◆ **Written request**: Below is a block of data; give all of it again word for word.

◆ **Data rows**:

<<<<

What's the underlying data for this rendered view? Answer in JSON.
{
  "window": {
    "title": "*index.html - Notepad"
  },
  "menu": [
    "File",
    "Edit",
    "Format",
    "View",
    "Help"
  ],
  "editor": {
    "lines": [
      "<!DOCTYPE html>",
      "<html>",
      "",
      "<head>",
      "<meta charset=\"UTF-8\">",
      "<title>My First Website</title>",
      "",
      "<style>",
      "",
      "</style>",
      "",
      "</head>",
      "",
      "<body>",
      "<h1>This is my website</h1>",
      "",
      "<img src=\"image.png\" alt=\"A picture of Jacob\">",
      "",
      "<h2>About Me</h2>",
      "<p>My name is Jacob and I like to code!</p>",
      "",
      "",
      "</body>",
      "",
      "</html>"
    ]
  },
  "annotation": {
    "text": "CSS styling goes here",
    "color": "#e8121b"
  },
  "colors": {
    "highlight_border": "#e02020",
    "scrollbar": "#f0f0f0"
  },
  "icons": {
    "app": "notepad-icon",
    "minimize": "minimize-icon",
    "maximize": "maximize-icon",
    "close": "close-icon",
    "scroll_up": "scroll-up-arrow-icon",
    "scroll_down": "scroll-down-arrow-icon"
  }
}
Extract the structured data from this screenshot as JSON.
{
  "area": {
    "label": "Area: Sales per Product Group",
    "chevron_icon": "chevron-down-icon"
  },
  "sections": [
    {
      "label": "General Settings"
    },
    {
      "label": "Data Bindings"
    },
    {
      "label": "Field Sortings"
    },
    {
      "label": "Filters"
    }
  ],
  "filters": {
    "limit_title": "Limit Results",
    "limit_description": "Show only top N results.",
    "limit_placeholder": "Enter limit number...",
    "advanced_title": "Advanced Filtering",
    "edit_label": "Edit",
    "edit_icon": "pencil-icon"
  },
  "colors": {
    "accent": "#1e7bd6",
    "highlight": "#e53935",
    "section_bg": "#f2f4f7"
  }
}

>>>>

◆ **Response**:
What's the underlying data for this rendered view? Answer in JSON.
{
  "window": {
    "title": "*index.html - Notepad"
  },
  "menu": [
    "File",
    "Edit",
    "Format",
    "View",
    "Help"
  ],
  "editor": {
    "lines": [
      "<!DOCTYPE html>",
      "<html>",
      "",
      "<head>",
      "<meta charset=\"UTF-8\">",
      "<title>My First Website</title>",
      "",
      "<style>",
      "",
      "</style>",
      "",
      "</head>",
      "",
      "<body>",
      "<h1>This is my website</h1>",
      "",
      "<img src=\"image.png\" alt=\"A picture of Jacob\">",
      "",
      "<h2>About Me</h2>",
      "<p>My name is Jacob and I like to code!</p>",
      "",
      "",
      "</body>",
      "",
      "</html>"
    ]
  },
  "annotation": {
    "text": "CSS styling goes here",
    "color": "#e8121b"
  },
  "colors": {
    "highlight_border": "#e02020",
    "scrollbar": "#f0f0f0"
  },
  "icons": {
    "app": "notepad-icon",
    "minimize": "minimize-icon",
    "maximize": "maximize-icon",
    "close": "close-icon",
    "scroll_up": "scroll-up-arrow-icon",
    "scroll_down": "scroll-down-arrow-icon"
  }
}
Extract the structured data from this screenshot as JSON.
{
  "area": {
    "label": "Area: Sales per Product Group",
    "chevron_icon": "chevron-down-icon"
  },
  "sections": [
    {
      "label": "General Settings"
    },
    {
      "label": "Data Bindings"
    },
    {
      "label": "Field Sortings"
    },
    {
      "label": "Filters"
    }
  ],
  "filters": {
    "limit_title": "Limit Results",
    "limit_description": "Show only top N results.",
    "limit_placeholder": "Enter limit number...",
    "advanced_title": "Advanced Filtering",
    "edit_label": "Edit",
    "edit_icon": "pencil-icon"
  },
  "colors": {
    "accent": "#1e7bd6",
    "highlight": "#e53935",
    "section_bg": "#f2f4f7"
  }
}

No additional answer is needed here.